Respond to Not a Valid SYN Packet log messages

Logs that contain “Not a Valid SYN Packet” messages indicate that packets were discarded due to connection tracking.

Problem description: The “Not a Valid SYN Packet” message appears in logs with entries on discarded packets.

Reason: “Not a Valid SYN Packet” is a TCP packet that is not the first packet of a TCP connection (the packet does not have the SYN flag set), but is not part of an existing connection either (there is no connection tracking entry on the Firewall matching this packet). The policy would allow this packet if the packet was part of an existing tracked connection.

The message usually also contains a code inside square brackets that indicates the flags set in the discarded packet (A=Ack, F=FIN, R=RST, P=Push, S=SYN).

Some examples of situations, where “Not a Valid SYN packet” messages can be seen:

  • Asymmetric routing, which means that the opening packet does not go through the Firewall, but the reply (the SYN/ACK) does. If so, there is a configuration error in the routing of the surrounding network that must be fixed.
  • Connections that are idle for more than the defined connection timeout (connection has been erased from the Firewall records). This happens from time to time, but if necessary, the timeout can be increased or you can use the TCP Proxy Protocol Agent, which can reset the connection at the host and server when the connection is left idle (if the application in question does not properly close connections).
  • Connections that have been made to look like TCP connections while they are not. If necessary, these connections can be allowed as individual packets without connection tracking.
  • Network scans or attacks that use ACK packets.
  • Heavily loaded server or client that sends a packet after the host at the other end of the connection has already timed out and closed the connection.

It is normal to see some messages like this in the logs. If a certain type of communication that you want to allow is always prevented because of connection tracking, check these troubleshooting steps.

Steps

  1. If there are connections that are left idle for a long time, you can change the idle timeout value for the Access rule that allows that specific traffic. There are also default values that you can set globally for different TCP connection states in the Firewall element’s properties (Advanced settings). This solution does not usually apply to non-TCP connections, so take care that the rule only matches the specific connections involved.
    CAUTION:
    Setting long idle timeouts for a high number of connections considerably increases the resource consumption of the Firewall and can even lead to performance problems. Especially, non-TCP protocols do not include connection closing messages, so such virtual connections are never closed before the timeout is reached.
  2. You might have to disable connection tracking in the rule allowing the connection. We recommend that you deactivate logging in rules that have connection tracking off. These rules create a separate log entry for each packet transmitted, which increases the number of log entries generated. NAT cannot be applied to traffic that is allowed without connection tracking, and both communication directions must be explicitly allowed in the Access rules (replies are not automatically allowed).
  3. For some types of connections, problems can be solved by using a Service that includes a special Protocol Agent for that traffic.

• _Task 1_
In the page on Not a Valid SYN Packet log messages, condense the paragraph that begins "Reason:" into a short bulleted list that keeps its main facts.
• _Task 2_
Retype a section of the page on Not a Valid SYN Packet log messages word for word, beginning at the words "The message usually" and stopping after the words "R=RST, P=Push, S=SYN).".

• _Provided material_
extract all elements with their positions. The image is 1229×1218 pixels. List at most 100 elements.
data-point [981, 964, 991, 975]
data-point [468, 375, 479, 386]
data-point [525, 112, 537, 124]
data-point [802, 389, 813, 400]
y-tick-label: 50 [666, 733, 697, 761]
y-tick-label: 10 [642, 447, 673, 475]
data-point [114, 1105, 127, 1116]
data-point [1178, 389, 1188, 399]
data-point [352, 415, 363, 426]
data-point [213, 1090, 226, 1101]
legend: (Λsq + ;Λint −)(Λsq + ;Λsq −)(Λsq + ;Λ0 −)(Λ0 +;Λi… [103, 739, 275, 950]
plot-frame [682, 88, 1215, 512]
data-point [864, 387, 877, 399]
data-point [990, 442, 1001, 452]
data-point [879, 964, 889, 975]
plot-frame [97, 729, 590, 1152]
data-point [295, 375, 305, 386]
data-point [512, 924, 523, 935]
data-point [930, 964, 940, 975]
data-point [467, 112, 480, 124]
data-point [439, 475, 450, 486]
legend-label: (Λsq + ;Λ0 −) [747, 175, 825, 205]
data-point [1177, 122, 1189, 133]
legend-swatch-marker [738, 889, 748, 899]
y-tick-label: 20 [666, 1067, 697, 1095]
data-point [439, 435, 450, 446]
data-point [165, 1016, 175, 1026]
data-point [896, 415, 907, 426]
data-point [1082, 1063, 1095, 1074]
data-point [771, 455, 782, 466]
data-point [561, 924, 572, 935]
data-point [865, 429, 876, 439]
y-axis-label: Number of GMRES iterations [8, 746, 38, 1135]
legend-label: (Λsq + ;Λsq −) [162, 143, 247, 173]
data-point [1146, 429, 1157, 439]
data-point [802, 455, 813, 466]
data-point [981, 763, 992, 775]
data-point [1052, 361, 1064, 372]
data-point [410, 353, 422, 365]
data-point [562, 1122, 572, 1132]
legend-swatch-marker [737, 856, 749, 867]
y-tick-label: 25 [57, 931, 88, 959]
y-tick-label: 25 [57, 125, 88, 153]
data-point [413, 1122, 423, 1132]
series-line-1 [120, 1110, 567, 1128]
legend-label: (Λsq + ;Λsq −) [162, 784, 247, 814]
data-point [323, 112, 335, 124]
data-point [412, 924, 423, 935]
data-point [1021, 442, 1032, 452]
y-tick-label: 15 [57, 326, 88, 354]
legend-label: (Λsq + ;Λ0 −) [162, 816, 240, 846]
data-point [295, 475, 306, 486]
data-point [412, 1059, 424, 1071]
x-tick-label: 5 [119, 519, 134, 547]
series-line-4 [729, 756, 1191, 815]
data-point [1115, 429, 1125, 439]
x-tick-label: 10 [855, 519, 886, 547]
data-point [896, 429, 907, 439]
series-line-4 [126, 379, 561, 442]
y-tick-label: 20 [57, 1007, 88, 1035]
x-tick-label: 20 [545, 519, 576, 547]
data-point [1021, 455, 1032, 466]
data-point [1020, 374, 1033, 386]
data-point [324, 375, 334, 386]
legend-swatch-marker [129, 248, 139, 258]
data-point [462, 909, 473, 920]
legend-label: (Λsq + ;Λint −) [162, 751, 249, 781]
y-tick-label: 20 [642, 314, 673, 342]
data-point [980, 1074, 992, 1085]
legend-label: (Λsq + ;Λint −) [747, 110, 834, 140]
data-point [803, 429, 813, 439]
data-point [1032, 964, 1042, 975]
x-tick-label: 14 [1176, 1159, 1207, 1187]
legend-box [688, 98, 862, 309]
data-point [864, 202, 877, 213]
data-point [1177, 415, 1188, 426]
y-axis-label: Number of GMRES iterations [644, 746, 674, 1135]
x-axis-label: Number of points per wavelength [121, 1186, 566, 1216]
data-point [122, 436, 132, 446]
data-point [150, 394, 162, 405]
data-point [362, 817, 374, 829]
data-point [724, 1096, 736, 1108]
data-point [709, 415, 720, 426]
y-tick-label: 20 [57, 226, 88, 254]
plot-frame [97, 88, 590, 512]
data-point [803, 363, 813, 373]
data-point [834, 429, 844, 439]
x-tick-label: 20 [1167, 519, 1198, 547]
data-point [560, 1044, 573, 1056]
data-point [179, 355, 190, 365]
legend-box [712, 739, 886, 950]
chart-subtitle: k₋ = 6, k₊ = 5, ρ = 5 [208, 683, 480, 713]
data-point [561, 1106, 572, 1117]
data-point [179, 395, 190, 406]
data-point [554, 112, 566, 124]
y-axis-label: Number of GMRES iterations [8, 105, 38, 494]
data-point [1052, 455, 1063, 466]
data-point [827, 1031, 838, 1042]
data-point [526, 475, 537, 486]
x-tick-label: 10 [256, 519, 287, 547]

• _Output 1_
- A "Not a Valid SYN Packet" is a TCP packet without the SYN flag set, so it is not the first packet of a TCP connection.
- No connection tracking entry on the Firewall matches it, so it is not part of an existing connection either.
- The policy would allow the packet if it were part of an existing tracked connection.

• _Output 2_
The message usually also contains a code inside square brackets that indicates the flags set in the discarded packet (A=Ack, F=FIN, R=RST, P=Push, S=SYN).